++++ Document section ++++

Song by Anika Noni Rose

from the album The Princess and the Frog: Original Songs and Score
- Released: November 23, 2009
- Genre: Jazz
- Length: 2:24
- Label: Walt Disney
- Songwriter: Randy Newman
- Producer: Randy Newman

= Almost There (The Princess and the Frog song) =

"Almost There" is a song written by Randy Newman for Disney Animation's 2009 film The Princess and the Frog. It was originally recorded by actress and singer Anika Noni Rose in her film role as Tiana.

The song was nominated for Best Original Song at the 82nd Academy Awards, but lost to "The Weary Kind" from Crazy Heart. "Down in New Orleans", another song from the film, performed by Dr. John (with prologue & finale versions by Rose), was also nominated for the Oscar.

== Synopsis ==
Tiana and her mother Eudora, are at Tiana's restaurant. In the song, Tiana is singing that she is "Almost There" to successfully opening her dream restaurant. During the song sequence, the animation shifts to the same art deco style used in Tiana's picture of her dream restaurant that her father James gave her.

++++

Stated task a :: Translate this sentence from the page about the song "Almost There" into Spanish: "It was originally recorded by actress and singer Anika Noni Rose in her film role as Tiana."

++++ Data for this task ++++

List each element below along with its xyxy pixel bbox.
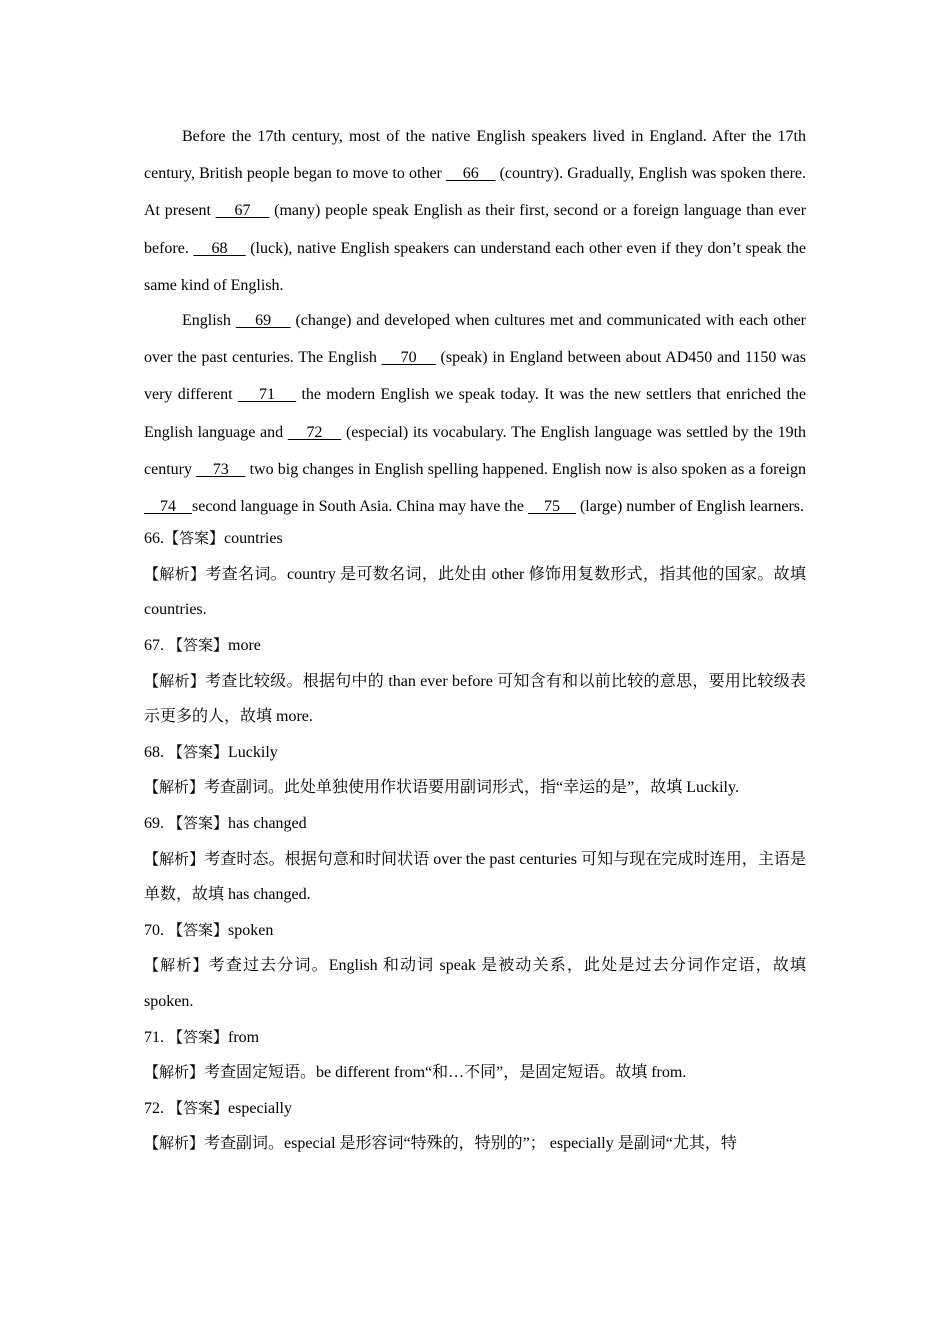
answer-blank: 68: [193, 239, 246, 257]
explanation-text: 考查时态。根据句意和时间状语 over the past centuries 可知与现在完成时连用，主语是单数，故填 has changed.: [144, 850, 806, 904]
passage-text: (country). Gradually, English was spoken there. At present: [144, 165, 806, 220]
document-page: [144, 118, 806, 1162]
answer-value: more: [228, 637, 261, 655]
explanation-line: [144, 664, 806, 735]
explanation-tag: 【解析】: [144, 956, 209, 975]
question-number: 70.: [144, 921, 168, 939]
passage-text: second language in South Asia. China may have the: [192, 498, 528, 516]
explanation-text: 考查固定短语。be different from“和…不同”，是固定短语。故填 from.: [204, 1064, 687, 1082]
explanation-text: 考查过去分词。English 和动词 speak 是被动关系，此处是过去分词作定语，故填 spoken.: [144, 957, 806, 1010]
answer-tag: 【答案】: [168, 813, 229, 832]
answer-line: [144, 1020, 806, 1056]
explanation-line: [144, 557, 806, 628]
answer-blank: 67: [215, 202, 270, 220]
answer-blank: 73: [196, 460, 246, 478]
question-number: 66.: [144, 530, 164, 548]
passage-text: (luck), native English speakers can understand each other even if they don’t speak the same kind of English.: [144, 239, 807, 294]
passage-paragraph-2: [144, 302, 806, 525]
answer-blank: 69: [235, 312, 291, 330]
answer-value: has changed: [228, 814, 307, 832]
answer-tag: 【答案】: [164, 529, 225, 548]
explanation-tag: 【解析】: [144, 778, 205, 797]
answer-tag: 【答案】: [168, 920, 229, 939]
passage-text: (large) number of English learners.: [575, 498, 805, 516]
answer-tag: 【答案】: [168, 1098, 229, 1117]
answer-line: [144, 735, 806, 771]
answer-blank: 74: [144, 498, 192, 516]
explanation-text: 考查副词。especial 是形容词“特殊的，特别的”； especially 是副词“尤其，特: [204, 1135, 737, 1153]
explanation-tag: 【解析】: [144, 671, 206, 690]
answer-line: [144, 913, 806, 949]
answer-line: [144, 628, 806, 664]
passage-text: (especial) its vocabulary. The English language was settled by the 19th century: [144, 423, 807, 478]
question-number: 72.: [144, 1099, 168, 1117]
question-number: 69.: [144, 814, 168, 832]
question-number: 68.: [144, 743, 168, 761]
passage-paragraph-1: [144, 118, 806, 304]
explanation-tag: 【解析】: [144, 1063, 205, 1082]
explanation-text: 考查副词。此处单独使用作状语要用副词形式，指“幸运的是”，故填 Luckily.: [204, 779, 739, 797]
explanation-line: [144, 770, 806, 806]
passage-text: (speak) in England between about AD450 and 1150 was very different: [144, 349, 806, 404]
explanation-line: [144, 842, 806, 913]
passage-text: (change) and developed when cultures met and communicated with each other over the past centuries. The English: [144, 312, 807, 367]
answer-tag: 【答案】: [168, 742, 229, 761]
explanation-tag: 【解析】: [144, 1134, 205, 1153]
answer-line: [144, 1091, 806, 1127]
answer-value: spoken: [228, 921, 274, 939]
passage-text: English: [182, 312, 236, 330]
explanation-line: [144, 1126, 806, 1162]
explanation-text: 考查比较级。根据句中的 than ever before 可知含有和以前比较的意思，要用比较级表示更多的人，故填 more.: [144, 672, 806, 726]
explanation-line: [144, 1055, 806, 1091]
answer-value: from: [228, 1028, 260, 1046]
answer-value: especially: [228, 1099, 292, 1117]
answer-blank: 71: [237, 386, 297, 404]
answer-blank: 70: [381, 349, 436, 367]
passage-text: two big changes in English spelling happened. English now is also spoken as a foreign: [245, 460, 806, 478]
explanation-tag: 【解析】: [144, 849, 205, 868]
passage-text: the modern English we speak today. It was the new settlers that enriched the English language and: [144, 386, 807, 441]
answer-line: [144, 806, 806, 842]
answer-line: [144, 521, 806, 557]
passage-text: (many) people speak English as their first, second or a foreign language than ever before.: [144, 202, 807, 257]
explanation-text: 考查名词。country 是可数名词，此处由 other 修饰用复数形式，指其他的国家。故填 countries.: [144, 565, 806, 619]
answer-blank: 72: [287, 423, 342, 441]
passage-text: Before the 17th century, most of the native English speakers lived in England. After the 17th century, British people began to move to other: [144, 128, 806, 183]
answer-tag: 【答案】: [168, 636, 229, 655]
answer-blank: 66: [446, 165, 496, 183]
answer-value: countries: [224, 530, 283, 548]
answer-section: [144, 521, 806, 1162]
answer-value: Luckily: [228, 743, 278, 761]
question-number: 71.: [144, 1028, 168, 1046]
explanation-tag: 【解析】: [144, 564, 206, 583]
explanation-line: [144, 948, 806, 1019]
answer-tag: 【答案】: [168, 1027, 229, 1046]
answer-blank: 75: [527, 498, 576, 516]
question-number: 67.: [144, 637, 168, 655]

++++
++++ Data for this task ++++

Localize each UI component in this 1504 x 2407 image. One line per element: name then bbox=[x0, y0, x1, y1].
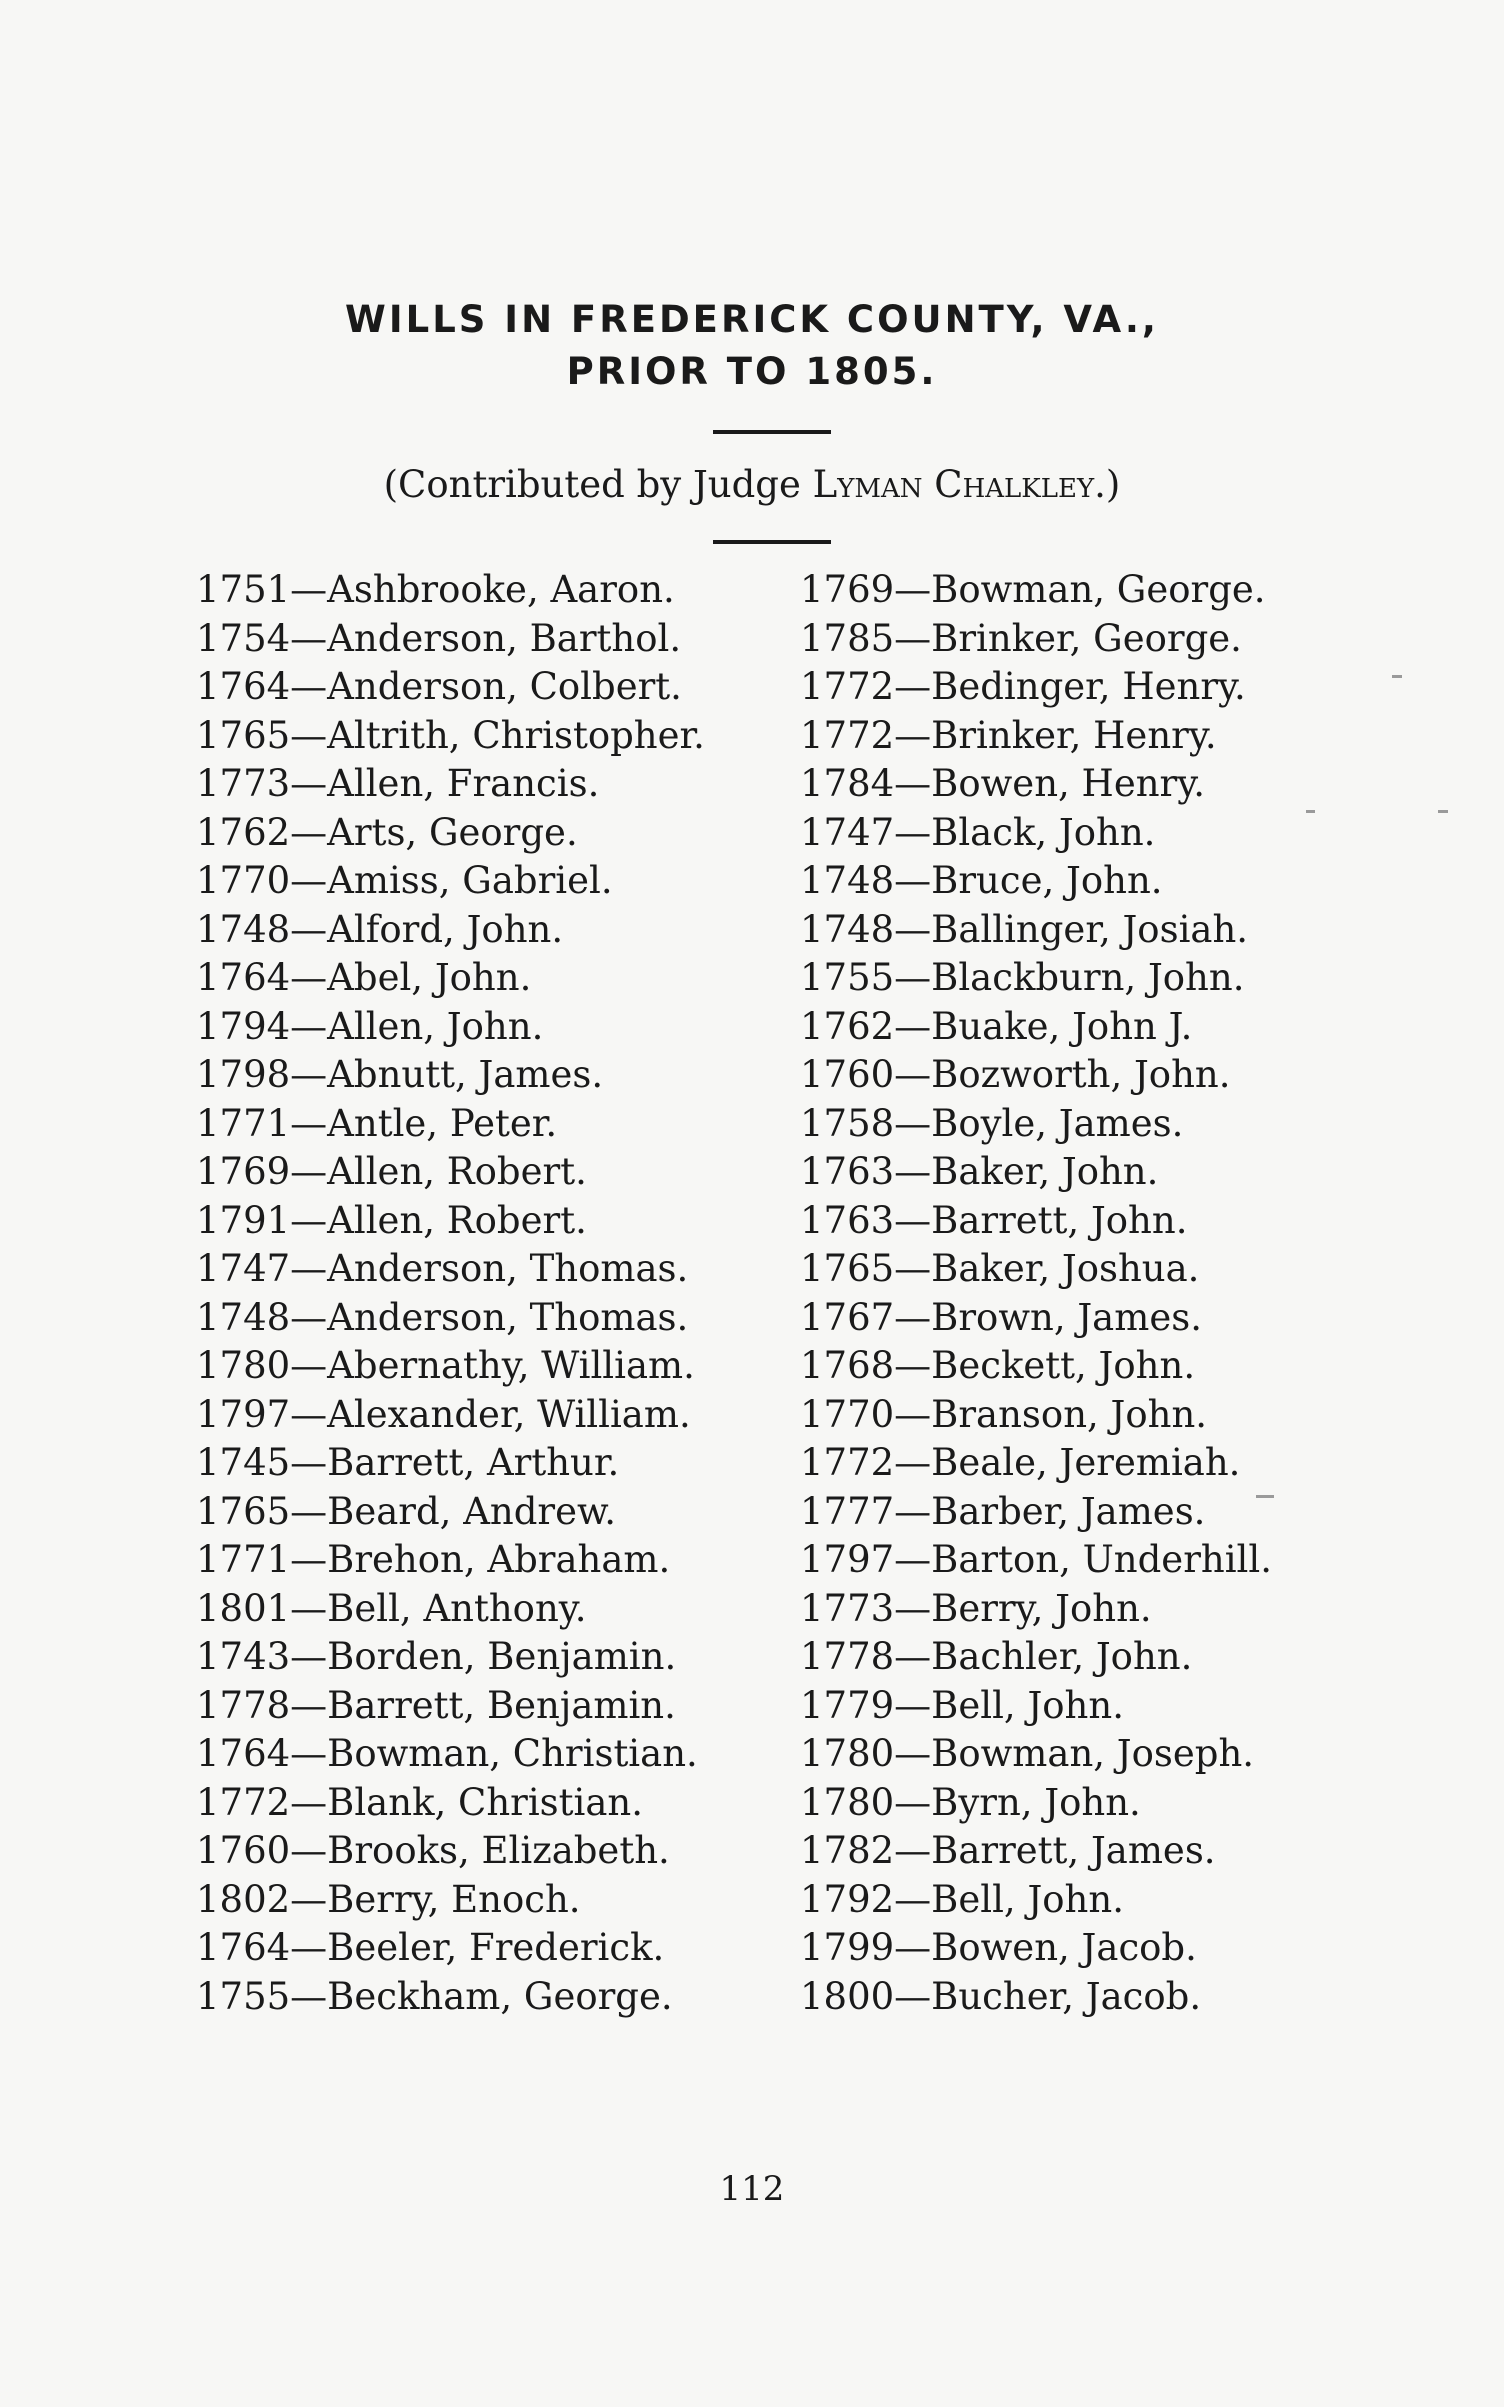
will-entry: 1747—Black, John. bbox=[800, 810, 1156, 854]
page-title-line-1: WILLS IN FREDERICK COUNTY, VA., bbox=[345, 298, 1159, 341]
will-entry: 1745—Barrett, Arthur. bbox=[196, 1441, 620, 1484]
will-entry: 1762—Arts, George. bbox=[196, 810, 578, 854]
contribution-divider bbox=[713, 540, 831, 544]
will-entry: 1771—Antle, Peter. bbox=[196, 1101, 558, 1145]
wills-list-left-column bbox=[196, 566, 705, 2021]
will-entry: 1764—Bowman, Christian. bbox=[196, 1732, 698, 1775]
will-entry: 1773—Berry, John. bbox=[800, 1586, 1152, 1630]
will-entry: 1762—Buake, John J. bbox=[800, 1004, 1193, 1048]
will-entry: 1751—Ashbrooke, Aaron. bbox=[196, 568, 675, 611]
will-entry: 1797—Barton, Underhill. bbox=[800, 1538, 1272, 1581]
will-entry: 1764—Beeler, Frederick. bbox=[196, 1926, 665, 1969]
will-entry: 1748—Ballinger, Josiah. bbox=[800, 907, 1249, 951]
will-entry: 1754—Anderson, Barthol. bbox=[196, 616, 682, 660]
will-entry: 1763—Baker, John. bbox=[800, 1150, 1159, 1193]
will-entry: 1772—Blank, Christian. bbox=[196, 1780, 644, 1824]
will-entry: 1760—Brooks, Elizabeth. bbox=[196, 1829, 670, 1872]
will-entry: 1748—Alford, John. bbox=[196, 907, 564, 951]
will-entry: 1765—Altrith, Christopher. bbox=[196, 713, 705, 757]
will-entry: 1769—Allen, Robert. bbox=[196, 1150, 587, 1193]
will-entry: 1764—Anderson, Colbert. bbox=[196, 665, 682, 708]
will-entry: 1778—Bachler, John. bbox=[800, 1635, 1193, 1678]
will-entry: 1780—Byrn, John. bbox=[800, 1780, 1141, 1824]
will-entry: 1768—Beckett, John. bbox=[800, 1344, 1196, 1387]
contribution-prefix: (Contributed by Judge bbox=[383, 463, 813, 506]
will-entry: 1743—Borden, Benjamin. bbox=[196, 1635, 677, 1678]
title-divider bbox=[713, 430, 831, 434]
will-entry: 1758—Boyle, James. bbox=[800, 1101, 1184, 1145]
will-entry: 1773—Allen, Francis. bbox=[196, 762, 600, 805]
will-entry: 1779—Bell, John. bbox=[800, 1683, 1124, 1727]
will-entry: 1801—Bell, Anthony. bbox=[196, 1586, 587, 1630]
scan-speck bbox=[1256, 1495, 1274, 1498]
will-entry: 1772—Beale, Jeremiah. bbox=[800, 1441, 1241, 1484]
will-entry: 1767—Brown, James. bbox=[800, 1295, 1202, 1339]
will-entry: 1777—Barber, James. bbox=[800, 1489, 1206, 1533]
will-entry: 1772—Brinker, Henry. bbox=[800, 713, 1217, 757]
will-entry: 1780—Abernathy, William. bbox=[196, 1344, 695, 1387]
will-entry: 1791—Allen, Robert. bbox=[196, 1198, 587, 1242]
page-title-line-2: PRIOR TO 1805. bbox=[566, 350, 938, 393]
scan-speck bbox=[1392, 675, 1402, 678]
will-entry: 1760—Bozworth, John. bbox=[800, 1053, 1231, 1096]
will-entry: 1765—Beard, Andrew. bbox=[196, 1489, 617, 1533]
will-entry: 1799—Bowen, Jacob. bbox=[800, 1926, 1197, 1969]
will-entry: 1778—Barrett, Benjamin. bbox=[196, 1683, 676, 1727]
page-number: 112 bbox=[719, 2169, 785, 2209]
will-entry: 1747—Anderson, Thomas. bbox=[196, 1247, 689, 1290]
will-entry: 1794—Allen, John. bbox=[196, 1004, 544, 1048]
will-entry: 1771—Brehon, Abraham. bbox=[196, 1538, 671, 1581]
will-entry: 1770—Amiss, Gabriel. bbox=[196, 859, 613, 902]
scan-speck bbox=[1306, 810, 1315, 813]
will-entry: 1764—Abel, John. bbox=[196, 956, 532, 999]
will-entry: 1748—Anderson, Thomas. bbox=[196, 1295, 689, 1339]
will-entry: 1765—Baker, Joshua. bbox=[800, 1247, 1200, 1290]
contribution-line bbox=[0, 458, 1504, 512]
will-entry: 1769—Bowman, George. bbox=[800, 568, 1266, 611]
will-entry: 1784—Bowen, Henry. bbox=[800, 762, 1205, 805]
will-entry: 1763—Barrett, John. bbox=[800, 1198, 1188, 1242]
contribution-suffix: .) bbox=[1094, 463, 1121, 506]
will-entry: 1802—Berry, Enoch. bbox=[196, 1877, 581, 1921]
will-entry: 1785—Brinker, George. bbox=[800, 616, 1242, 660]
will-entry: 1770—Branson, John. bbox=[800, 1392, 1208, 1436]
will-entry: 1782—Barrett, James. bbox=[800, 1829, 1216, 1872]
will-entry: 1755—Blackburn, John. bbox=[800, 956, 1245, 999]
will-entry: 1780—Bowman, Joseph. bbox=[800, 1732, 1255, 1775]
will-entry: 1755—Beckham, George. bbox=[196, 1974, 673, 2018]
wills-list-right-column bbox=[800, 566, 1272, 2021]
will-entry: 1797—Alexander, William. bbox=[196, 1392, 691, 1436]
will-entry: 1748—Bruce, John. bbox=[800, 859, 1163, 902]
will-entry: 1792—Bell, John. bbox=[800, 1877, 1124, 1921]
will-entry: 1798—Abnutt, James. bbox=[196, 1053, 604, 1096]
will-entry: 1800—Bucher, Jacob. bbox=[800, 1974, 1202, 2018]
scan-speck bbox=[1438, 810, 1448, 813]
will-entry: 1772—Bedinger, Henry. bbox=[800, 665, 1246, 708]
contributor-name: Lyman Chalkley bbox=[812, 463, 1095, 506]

++++

Stated task b :: In the entries from the line with "answer-blank: 68: [193, 239, 246, 257]" to the line with "explanation-tag: 【解析】: [144, 956, 209, 975]", rename "passage-text" to "reading-text" and leave everything else unchanged. Give back only those lines.

Task output a :: Fue grabada originalmente por la actriz y cantante Anika Noni Rose en su papel cinematográfico de Tiana.

Task output b ::
answer-blank: 68: [193, 239, 246, 257]
explanation-text: 考查时态。根据句意和时间状语 over the past centuries 可知与现在完成时连用，主语是单数，故填 has changed.: [144, 850, 806, 904]
reading-text: (country). Gradually, English was spoken there. At present: [144, 165, 806, 220]
document-page: [144, 118, 806, 1162]
answer-value: more: [228, 637, 261, 655]
explanation-line: [144, 664, 806, 735]
explanation-tag: 【解析】: [144, 956, 209, 975]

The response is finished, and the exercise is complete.